## Start Dataset entries

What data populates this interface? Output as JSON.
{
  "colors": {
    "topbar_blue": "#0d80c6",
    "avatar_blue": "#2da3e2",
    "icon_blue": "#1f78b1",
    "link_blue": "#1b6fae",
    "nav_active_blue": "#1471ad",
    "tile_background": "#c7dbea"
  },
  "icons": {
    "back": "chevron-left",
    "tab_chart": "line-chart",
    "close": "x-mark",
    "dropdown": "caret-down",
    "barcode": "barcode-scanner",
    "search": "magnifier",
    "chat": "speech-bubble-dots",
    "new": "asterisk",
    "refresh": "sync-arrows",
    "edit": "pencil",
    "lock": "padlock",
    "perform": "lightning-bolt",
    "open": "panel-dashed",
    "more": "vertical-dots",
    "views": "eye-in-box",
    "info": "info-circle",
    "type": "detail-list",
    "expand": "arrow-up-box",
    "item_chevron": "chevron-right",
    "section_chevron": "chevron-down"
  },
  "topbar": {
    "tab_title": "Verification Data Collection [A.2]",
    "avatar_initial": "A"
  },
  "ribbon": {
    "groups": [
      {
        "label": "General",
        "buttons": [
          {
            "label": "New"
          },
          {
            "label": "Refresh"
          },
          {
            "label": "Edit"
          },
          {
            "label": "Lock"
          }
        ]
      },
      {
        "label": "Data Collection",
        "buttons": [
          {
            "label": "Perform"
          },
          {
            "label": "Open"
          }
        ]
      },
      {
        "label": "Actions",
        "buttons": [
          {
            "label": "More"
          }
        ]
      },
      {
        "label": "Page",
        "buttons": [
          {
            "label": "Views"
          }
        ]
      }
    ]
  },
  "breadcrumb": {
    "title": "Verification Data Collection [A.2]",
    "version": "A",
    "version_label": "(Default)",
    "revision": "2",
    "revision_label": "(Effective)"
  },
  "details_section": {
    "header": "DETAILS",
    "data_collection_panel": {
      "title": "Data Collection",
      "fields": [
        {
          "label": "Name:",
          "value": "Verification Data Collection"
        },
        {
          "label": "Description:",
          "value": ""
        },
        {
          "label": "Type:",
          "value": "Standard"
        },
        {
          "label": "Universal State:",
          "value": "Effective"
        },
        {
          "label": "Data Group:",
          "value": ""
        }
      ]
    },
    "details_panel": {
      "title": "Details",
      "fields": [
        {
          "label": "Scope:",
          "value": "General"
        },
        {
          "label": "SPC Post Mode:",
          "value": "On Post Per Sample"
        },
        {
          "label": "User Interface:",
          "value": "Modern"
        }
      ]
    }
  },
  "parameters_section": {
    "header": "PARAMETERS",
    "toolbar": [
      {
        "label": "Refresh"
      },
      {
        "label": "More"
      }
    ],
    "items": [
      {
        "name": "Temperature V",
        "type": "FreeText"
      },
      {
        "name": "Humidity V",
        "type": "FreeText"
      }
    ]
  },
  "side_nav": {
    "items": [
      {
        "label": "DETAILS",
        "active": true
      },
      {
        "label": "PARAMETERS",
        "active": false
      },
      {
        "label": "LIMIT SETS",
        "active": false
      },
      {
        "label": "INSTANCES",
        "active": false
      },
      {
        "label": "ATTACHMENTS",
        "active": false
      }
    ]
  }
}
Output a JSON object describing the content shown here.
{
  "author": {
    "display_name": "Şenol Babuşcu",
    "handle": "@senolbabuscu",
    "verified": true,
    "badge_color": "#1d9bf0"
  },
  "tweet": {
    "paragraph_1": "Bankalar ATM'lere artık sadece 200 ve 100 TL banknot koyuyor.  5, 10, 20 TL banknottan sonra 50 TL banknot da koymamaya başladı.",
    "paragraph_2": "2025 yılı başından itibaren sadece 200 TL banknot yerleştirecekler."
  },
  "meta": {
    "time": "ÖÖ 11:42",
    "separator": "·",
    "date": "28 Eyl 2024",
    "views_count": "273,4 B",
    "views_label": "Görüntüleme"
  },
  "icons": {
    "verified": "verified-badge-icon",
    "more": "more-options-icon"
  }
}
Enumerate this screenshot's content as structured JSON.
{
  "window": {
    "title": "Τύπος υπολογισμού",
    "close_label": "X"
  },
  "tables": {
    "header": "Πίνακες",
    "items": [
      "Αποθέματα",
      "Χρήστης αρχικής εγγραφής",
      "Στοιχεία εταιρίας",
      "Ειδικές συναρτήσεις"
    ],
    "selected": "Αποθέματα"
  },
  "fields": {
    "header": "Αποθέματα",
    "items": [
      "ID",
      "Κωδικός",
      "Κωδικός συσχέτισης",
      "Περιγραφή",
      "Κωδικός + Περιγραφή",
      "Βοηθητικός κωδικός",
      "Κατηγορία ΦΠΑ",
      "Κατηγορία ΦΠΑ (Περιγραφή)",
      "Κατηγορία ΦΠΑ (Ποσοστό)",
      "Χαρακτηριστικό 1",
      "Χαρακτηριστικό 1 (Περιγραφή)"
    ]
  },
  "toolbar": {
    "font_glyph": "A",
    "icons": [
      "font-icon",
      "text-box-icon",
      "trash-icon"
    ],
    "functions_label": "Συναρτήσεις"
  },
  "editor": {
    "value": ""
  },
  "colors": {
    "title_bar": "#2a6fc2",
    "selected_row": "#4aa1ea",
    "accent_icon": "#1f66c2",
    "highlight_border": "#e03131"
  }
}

## End Dataset entries

#### Challenge
Give back exactly the lines from the line containing "Enumerate this screenshot's" to the end of the entries, and no other lines.

#### Exercise solution
Enumerate this screenshot's content as structured JSON.
{
  "window": {
    "title": "Τύπος υπολογισμού",
    "close_label": "X"
  },
  "tables": {
    "header": "Πίνακες",
    "items": [
      "Αποθέματα",
      "Χρήστης αρχικής εγγραφής",
      "Στοιχεία εταιρίας",
      "Ειδικές συναρτήσεις"
    ],
    "selected": "Αποθέματα"
  },
  "fields": {
    "header": "Αποθέματα",
    "items": [
      "ID",
      "Κωδικός",
      "Κωδικός συσχέτισης",
      "Περιγραφή",
      "Κωδικός + Περιγραφή",
      "Βοηθητικός κωδικός",
      "Κατηγορία ΦΠΑ",
      "Κατηγορία ΦΠΑ (Περιγραφή)",
      "Κατηγορία ΦΠΑ (Ποσοστό)",
      "Χαρακτηριστικό 1",
      "Χαρακτηριστικό 1 (Περιγραφή)"
    ]
  },
  "toolbar": {
    "font_glyph": "A",
    "icons": [
      "font-icon",
      "text-box-icon",
      "trash-icon"
    ],
    "functions_label": "Συναρτήσεις"
  },
  "editor": {
    "value": ""
  },
  "colors": {
    "title_bar": "#2a6fc2",
    "selected_row": "#4aa1ea",
    "accent_icon": "#1f66c2",
    "highlight_border": "#e03131"
  }
}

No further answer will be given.